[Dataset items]
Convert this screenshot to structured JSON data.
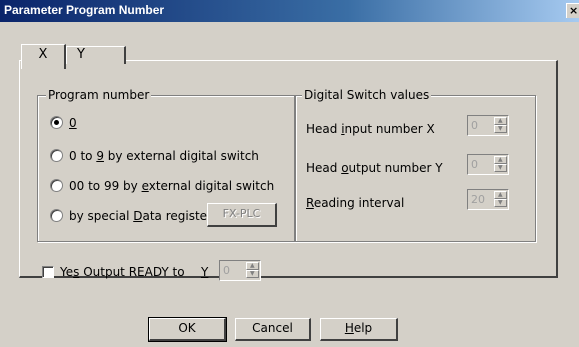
{
  "window": {
    "title": "Parameter Program Number",
    "close_glyph": "×"
  },
  "tabs": [
    {
      "label": "X"
    },
    {
      "label": "Y"
    }
  ],
  "program_group": {
    "title": "Program number",
    "options": [
      {
        "label": "0",
        "selected": true
      },
      {
        "pre": "0 to ",
        "mn": "9",
        "post": " by external digital switch",
        "selected": false
      },
      {
        "pre": "00 to 99 by ",
        "mn": "e",
        "post": "xternal digital switch",
        "selected": false
      },
      {
        "pre": "by special ",
        "mn": "D",
        "post": "ata register",
        "selected": false
      }
    ],
    "fxplc_button": "FX-PLC"
  },
  "digital_group": {
    "title": "Digital Switch values",
    "fields": [
      {
        "pre": "Head ",
        "mn": "i",
        "post": "nput number X",
        "value": "0"
      },
      {
        "pre": "Head ",
        "mn": "o",
        "post": "utput number Y",
        "value": "0"
      },
      {
        "pre": "",
        "mn": "R",
        "post": "eading interval",
        "value": "20"
      }
    ]
  },
  "output_ready": {
    "pre": "Ye",
    "mn": "s",
    "post": " Output READY to",
    "device_label": "Y",
    "value": "0",
    "checked": false
  },
  "buttons": {
    "ok": "OK",
    "cancel": "Cancel",
    "help_mn": "H",
    "help_post": "elp"
  }
}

■ **Task goal**:
Reproduce every line exactly and omit all pictures.

■ **In response**:
Convert this screenshot to structured JSON data.
{
  "window": {
    "title": "Parameter Program Number",
    "close_glyph": "×"
  },
  "tabs": [
    {
      "label": "X"
    },
    {
      "label": "Y"
    }
  ],
  "program_group": {
    "title": "Program number",
    "options": [
      {
        "label": "0",
        "selected": true
      },
      {
        "pre": "0 to ",
        "mn": "9",
        "post": " by external digital switch",
        "selected": false
      },
      {
        "pre": "00 to 99 by ",
        "mn": "e",
        "post": "xternal digital switch",
        "selected": false
      },
      {
        "pre": "by special ",
        "mn": "D",
        "post": "ata register",
        "selected": false
      }
    ],
    "fxplc_button": "FX-PLC"
  },
  "digital_group": {
    "title": "Digital Switch values",
    "fields": [
      {
        "pre": "Head ",
        "mn": "i",
        "post": "nput number X",
        "value": "0"
      },
      {
        "pre": "Head ",
        "mn": "o",
        "post": "utput number Y",
        "value": "0"
      },
      {
        "pre": "",
        "mn": "R",
        "post": "eading interval",
        "value": "20"
      }
    ]
  },
  "output_ready": {
    "pre": "Ye",
    "mn": "s",
    "post": " Output READY to",
    "device_label": "Y",
    "value": "0",
    "checked": false
  },
  "buttons": {
    "ok": "OK",
    "cancel": "Cancel",
    "help_mn": "H",
    "help_post": "elp"
  }
}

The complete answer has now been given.